Problem statement
Below you will find a set of lines. Repeat them all exactly.

Working data
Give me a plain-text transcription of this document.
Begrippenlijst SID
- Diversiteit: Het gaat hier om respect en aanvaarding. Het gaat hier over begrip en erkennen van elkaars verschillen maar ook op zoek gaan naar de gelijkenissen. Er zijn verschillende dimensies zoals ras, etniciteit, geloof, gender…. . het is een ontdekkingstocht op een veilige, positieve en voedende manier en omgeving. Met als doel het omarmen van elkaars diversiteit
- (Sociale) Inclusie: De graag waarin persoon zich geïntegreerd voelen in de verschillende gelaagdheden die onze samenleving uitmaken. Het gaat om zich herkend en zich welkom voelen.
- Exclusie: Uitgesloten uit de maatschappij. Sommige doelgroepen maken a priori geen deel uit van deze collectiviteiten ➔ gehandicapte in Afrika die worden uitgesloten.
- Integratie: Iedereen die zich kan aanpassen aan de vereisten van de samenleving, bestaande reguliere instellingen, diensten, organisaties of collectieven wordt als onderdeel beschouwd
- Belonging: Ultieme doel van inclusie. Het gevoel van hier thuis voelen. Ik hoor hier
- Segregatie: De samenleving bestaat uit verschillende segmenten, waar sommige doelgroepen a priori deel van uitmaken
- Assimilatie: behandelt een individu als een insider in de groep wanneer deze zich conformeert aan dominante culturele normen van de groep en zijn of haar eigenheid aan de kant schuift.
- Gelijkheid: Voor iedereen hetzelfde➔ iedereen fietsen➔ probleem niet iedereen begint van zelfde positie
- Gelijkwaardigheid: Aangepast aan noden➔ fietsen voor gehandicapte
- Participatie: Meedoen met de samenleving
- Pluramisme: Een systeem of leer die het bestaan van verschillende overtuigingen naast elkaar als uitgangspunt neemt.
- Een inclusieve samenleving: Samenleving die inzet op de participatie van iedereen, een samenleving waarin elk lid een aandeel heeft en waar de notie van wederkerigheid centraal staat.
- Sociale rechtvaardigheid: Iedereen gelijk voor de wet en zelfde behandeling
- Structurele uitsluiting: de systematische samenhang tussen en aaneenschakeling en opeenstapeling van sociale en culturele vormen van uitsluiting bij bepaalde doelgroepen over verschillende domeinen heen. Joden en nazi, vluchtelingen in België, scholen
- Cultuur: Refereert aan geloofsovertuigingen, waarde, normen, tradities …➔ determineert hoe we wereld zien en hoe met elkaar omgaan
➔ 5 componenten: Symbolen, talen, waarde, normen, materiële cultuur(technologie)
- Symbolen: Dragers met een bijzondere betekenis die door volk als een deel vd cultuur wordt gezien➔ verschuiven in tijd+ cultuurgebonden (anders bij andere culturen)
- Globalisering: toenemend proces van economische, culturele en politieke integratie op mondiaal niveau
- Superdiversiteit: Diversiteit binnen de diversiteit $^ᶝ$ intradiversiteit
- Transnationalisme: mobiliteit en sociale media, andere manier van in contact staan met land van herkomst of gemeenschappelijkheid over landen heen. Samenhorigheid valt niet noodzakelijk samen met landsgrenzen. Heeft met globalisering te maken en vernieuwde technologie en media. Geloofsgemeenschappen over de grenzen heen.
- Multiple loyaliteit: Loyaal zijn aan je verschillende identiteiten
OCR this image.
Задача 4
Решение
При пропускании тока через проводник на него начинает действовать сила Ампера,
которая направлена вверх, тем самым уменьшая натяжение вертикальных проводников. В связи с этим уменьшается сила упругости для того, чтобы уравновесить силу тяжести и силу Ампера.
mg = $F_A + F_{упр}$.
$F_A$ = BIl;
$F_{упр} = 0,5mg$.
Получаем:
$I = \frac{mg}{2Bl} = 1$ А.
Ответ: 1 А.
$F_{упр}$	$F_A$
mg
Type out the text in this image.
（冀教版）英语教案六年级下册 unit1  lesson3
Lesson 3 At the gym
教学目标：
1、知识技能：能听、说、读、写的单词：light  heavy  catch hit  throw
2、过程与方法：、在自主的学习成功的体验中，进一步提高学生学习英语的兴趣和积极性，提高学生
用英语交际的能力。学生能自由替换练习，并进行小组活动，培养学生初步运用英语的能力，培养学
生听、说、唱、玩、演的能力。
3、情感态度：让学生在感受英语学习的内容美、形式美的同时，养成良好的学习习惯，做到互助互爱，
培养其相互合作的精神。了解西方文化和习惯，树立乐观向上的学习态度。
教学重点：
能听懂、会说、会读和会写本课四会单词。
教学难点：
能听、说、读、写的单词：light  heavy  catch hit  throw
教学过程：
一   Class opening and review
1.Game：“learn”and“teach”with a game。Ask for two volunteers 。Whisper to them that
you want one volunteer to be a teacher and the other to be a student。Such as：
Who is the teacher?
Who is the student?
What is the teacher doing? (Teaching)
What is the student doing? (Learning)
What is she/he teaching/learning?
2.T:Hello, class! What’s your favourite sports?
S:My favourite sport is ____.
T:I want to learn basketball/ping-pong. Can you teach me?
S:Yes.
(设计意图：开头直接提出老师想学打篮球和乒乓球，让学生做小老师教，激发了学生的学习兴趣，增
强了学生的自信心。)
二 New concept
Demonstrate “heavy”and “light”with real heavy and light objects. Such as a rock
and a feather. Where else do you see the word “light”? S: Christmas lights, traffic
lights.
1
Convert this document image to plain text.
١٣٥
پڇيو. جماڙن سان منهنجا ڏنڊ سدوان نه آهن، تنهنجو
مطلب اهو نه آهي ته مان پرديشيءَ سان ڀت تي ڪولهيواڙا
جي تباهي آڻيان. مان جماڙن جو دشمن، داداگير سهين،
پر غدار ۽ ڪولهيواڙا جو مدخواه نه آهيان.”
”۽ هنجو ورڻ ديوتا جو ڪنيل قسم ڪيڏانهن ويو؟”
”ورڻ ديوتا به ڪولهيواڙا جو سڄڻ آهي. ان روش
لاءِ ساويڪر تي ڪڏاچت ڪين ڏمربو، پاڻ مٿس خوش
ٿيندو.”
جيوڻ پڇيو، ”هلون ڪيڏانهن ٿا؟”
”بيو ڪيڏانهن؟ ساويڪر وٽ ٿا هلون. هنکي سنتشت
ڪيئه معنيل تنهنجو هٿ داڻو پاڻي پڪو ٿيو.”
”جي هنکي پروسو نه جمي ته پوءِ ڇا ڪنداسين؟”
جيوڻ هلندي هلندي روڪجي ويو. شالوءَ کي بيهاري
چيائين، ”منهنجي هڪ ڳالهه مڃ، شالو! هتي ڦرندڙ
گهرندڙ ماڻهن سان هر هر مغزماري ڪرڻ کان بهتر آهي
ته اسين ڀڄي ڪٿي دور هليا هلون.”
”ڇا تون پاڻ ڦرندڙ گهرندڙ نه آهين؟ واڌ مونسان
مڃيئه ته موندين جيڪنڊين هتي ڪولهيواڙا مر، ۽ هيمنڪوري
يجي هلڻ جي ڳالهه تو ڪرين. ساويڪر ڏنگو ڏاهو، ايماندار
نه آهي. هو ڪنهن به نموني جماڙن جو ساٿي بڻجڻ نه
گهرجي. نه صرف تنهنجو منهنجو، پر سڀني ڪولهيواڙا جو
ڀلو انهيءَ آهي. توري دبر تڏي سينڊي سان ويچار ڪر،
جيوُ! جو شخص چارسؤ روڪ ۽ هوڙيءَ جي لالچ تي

Full solution
Give me a plain-text transcription of this document.
Begrippenlijst SID
- Diversiteit: Het gaat hier om respect en aanvaarding. Het gaat hier over begrip en erkennen van elkaars verschillen maar ook op zoek gaan naar de gelijkenissen. Er zijn verschillende dimensies zoals ras, etniciteit, geloof, gender…. . het is een ontdekkingstocht op een veilige, positieve en voedende manier en omgeving. Met als doel het omarmen van elkaars diversiteit
- (Sociale) Inclusie: De graag waarin persoon zich geïntegreerd voelen in de verschillende gelaagdheden die onze samenleving uitmaken. Het gaat om zich herkend en zich welkom voelen.
- Exclusie: Uitgesloten uit de maatschappij. Sommige doelgroepen maken a priori geen deel uit van deze collectiviteiten ➔ gehandicapte in Afrika die worden uitgesloten.
- Integratie: Iedereen die zich kan aanpassen aan de vereisten van de samenleving, bestaande reguliere instellingen, diensten, organisaties of collectieven wordt als onderdeel beschouwd
- Belonging: Ultieme doel van inclusie. Het gevoel van hier thuis voelen. Ik hoor hier
- Segregatie: De samenleving bestaat uit verschillende segmenten, waar sommige doelgroepen a priori deel van uitmaken
- Assimilatie: behandelt een individu als een insider in de groep wanneer deze zich conformeert aan dominante culturele normen van de groep en zijn of haar eigenheid aan de kant schuift.
- Gelijkheid: Voor iedereen hetzelfde➔ iedereen fietsen➔ probleem niet iedereen begint van zelfde positie
- Gelijkwaardigheid: Aangepast aan noden➔ fietsen voor gehandicapte
- Participatie: Meedoen met de samenleving
- Pluramisme: Een systeem of leer die het bestaan van verschillende overtuigingen naast elkaar als uitgangspunt neemt.
- Een inclusieve samenleving: Samenleving die inzet op de participatie van iedereen, een samenleving waarin elk lid een aandeel heeft en waar de notie van wederkerigheid centraal staat.
- Sociale rechtvaardigheid: Iedereen gelijk voor de wet en zelfde behandeling
- Structurele uitsluiting: de systematische samenhang tussen en aaneenschakeling en opeenstapeling van sociale en culturele vormen van uitsluiting bij bepaalde doelgroepen over verschillende domeinen heen. Joden en nazi, vluchtelingen in België, scholen
- Cultuur: Refereert aan geloofsovertuigingen, waarde, normen, tradities …➔ determineert hoe we wereld zien en hoe met elkaar omgaan
➔ 5 componenten: Symbolen, talen, waarde, normen, materiële cultuur(technologie)
- Symbolen: Dragers met een bijzondere betekenis die door volk als een deel vd cultuur wordt gezien➔ verschuiven in tijd+ cultuurgebonden (anders bij andere culturen)
- Globalisering: toenemend proces van economische, culturele en politieke integratie op mondiaal niveau
- Superdiversiteit: Diversiteit binnen de diversiteit $^ᶝ$ intradiversiteit
- Transnationalisme: mobiliteit en sociale media, andere manier van in contact staan met land van herkomst of gemeenschappelijkheid over landen heen. Samenhorigheid valt niet noodzakelijk samen met landsgrenzen. Heeft met globalisering te maken en vernieuwde technologie en media. Geloofsgemeenschappen over de grenzen heen.
- Multiple loyaliteit: Loyaal zijn aan je verschillende identiteiten
OCR this image.
Задача 4
Решение
При пропускании тока через проводник на него начинает действовать сила Ампера,
которая направлена вверх, тем самым уменьшая натяжение вертикальных проводников. В связи с этим уменьшается сила упругости для того, чтобы уравновесить силу тяжести и силу Ампера.
mg = $F_A + F_{упр}$.
$F_A$ = BIl;
$F_{упр} = 0,5mg$.
Получаем:
$I = \frac{mg}{2Bl} = 1$ А.
Ответ: 1 А.
$F_{упр}$	$F_A$
mg
Type out the text in this image.
（冀教版）英语教案六年级下册 unit1  lesson3
Lesson 3 At the gym
教学目标：
1、知识技能：能听、说、读、写的单词：light  heavy  catch hit  throw
2、过程与方法：、在自主的学习成功的体验中，进一步提高学生学习英语的兴趣和积极性，提高学生
用英语交际的能力。学生能自由替换练习，并进行小组活动，培养学生初步运用英语的能力，培养学
生听、说、唱、玩、演的能力。
3、情感态度：让学生在感受英语学习的内容美、形式美的同时，养成良好的学习习惯，做到互助互爱，
培养其相互合作的精神。了解西方文化和习惯，树立乐观向上的学习态度。
教学重点：
能听懂、会说、会读和会写本课四会单词。
教学难点：
能听、说、读、写的单词：light  heavy  catch hit  throw
教学过程：
一   Class opening and review
1.Game：“learn”and“teach”with a game。Ask for two volunteers 。Whisper to them that
you want one volunteer to be a teacher and the other to be a student。Such as：
Who is the teacher?
Who is the student?
What is the teacher doing? (Teaching)
What is the student doing? (Learning)
What is she/he teaching/learning?
2.T:Hello, class! What’s your favourite sports?
S:My favourite sport is ____.
T:I want to learn basketball/ping-pong. Can you teach me?
S:Yes.
(设计意图：开头直接提出老师想学打篮球和乒乓球，让学生做小老师教，激发了学生的学习兴趣，增
强了学生的自信心。)
二 New concept
Demonstrate “heavy”and “light”with real heavy and light objects. Such as a rock
and a feather. Where else do you see the word “light”? S: Christmas lights, traffic
lights.
1
Convert this document image to plain text.
١٣٥
پڇيو. جماڙن سان منهنجا ڏنڊ سدوان نه آهن، تنهنجو
مطلب اهو نه آهي ته مان پرديشيءَ سان ڀت تي ڪولهيواڙا
جي تباهي آڻيان. مان جماڙن جو دشمن، داداگير سهين،
پر غدار ۽ ڪولهيواڙا جو مدخواه نه آهيان.”
”۽ هنجو ورڻ ديوتا جو ڪنيل قسم ڪيڏانهن ويو؟”
”ورڻ ديوتا به ڪولهيواڙا جو سڄڻ آهي. ان روش
لاءِ ساويڪر تي ڪڏاچت ڪين ڏمربو، پاڻ مٿس خوش
ٿيندو.”
جيوڻ پڇيو، ”هلون ڪيڏانهن ٿا؟”
”بيو ڪيڏانهن؟ ساويڪر وٽ ٿا هلون. هنکي سنتشت
ڪيئه معنيل تنهنجو هٿ داڻو پاڻي پڪو ٿيو.”
”جي هنکي پروسو نه جمي ته پوءِ ڇا ڪنداسين؟”
جيوڻ هلندي هلندي روڪجي ويو. شالوءَ کي بيهاري
چيائين، ”منهنجي هڪ ڳالهه مڃ، شالو! هتي ڦرندڙ
گهرندڙ ماڻهن سان هر هر مغزماري ڪرڻ کان بهتر آهي
ته اسين ڀڄي ڪٿي دور هليا هلون.”
”ڇا تون پاڻ ڦرندڙ گهرندڙ نه آهين؟ واڌ مونسان
مڃيئه ته موندين جيڪنڊين هتي ڪولهيواڙا مر، ۽ هيمنڪوري
يجي هلڻ جي ڳالهه تو ڪرين. ساويڪر ڏنگو ڏاهو، ايماندار
نه آهي. هو ڪنهن به نموني جماڙن جو ساٿي بڻجڻ نه
گهرجي. نه صرف تنهنجو منهنجو، پر سڀني ڪولهيواڙا جو
ڀلو انهيءَ آهي. توري دبر تڏي سينڊي سان ويچار ڪر،
جيوُ! جو شخص چارسؤ روڪ ۽ هوڙيءَ جي لالچ تي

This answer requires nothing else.